AIM: Isolate every line in the data with the string "không" and copy it.

**** INPUT DATA

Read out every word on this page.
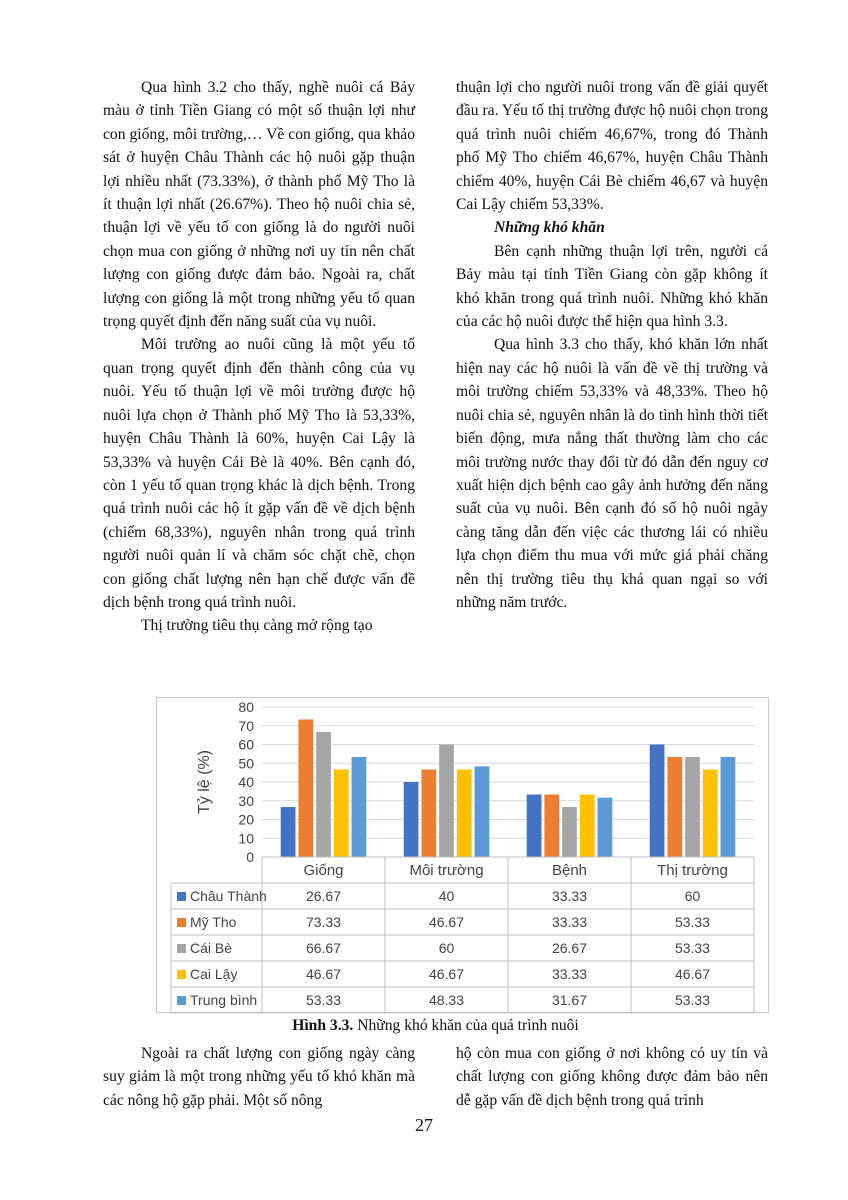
Qua hình 3.2 cho thấy, nghề nuôi cá Bảy màu ở tỉnh Tiền Giang có một số thuận lợi như con giống, môi trường,… Về con giống, qua khảo sát ở huyện Châu Thành các hộ nuôi gặp thuận lợi nhiều nhất (73.33%), ở thành phố Mỹ Tho là ít thuận lợi nhất (26.67%). Theo hộ nuôi chia sẻ, thuận lợi về yếu tố con giống là do người nuôi chọn mua con giống ở những nơi uy tín nên chất lượng con giống được đảm bảo. Ngoài ra, chất lượng con giống là một trong những yếu tố quan trọng quyết định đến năng suất của vụ nuôi.

Môi trường ao nuôi cũng là một yếu tố quan trọng quyết định đến thành công của vụ nuôi. Yếu tố thuận lợi về môi trường được hộ nuôi lựa chọn ở Thành phố Mỹ Tho là 53,33%, huyện Châu Thành là 60%, huyện Cai Lậy là 53,33% và huyện Cái Bè là 40%. Bên cạnh đó, còn 1 yếu tố quan trọng khác là dịch bệnh. Trong quá trình nuôi các hộ ít gặp vấn đề về dịch bệnh (chiếm 68,33%), nguyên nhân trong quá trình người nuôi quản lí và chăm sóc chặt chẽ, chọn con giống chất lượng nên hạn chế được vấn đề dịch bệnh trong quá trình nuôi.

Thị trường tiêu thụ càng mở rộng tạo

thuận lợi cho người nuôi trong vấn đề giải quyết đầu ra. Yếu tố thị trường được hộ nuôi chọn trong quá trình nuôi chiếm 46,67%, trong đó Thành phố Mỹ Tho chiếm 46,67%, huyện Châu Thành chiếm 40%, huyện Cái Bè chiếm 46,67 và huyện Cai Lậy chiếm 53,33%.

Những khó khăn

Bên cạnh những thuận lợi trên, người cá Bảy màu tại tỉnh Tiền Giang còn gặp không ít khó khăn trong quá trình nuôi. Những khó khăn của các hộ nuôi được thể hiện qua hình 3.3.

Qua hình 3.3 cho thấy, khó khăn lớn nhất hiện nay các hộ nuôi là vấn đề về thị trường và môi trường chiếm 53,33% và 48,33%. Theo hộ nuôi chia sẻ, nguyên nhân là do tình hình thời tiết biến động, mưa nắng thất thường làm cho các môi trường nước thay đổi từ đó dẫn đến nguy cơ xuất hiện dịch bệnh cao gây ảnh hưởng đến năng suất của vụ nuôi. Bên cạnh đó số hộ nuôi ngày càng tăng dẫn đến việc các thương lái có nhiều lựa chọn điểm thu mua với mức giá phải chăng nên thị trường tiêu thụ khá quan ngại so với những năm trước.

0
10
20
30
40
50
60
70
80
Tỷ lệ (%)
Giống	Môi trường	Bệnh	Thị trường
Châu Thành	26.67	40	33.33	60
Mỹ Tho	73.33	46.67	33.33	53.33
Cái Bè	66.67	60	26.67	53.33
Cai Lậy	46.67	46.67	33.33	46.67
Trung bình	53.33	48.33	31.67	53.33
Hình 3.3. Những khó khăn của quá trình nuôi

Ngoài ra chất lượng con giống ngày càng suy giảm là một trong những yếu tố khó khăn mà các nông hộ gặp phải. Một số nông

hộ còn mua con giống ở nơi không có uy tín và chất lượng con giống không được đảm bảo nên dễ gặp vấn đề dịch bệnh trong quá trình

27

********

COMPLETED TASK:
Bên cạnh những thuận lợi trên, người cá Bảy màu tại tỉnh Tiền Giang còn gặp không ít khó khăn trong quá trình nuôi. Những khó khăn của các hộ nuôi được thể hiện qua hình 3.3.
hộ còn mua con giống ở nơi không có uy tín và chất lượng con giống không được đảm bảo nên dễ gặp vấn đề dịch bệnh trong quá trình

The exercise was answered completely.